- Data for this task:
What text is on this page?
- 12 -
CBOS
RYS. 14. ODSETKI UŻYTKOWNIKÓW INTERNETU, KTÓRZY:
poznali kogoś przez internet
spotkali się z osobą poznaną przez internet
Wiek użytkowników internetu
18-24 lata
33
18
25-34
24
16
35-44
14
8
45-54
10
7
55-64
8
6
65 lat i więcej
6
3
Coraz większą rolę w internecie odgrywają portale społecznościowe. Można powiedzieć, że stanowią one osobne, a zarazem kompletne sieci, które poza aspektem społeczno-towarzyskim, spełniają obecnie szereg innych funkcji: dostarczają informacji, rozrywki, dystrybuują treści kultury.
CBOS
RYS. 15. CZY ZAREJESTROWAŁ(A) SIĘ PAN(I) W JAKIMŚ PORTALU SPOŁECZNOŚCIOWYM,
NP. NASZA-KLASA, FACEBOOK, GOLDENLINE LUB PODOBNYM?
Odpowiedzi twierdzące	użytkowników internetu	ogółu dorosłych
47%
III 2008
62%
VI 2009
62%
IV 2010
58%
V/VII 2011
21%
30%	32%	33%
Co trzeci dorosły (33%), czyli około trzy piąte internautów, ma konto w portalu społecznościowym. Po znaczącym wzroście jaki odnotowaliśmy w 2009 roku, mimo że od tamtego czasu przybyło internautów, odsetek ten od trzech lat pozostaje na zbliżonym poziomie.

- To do:
Your answer should be a single number: the count of lines in the listing that contain the word "przez".

- Task result:
2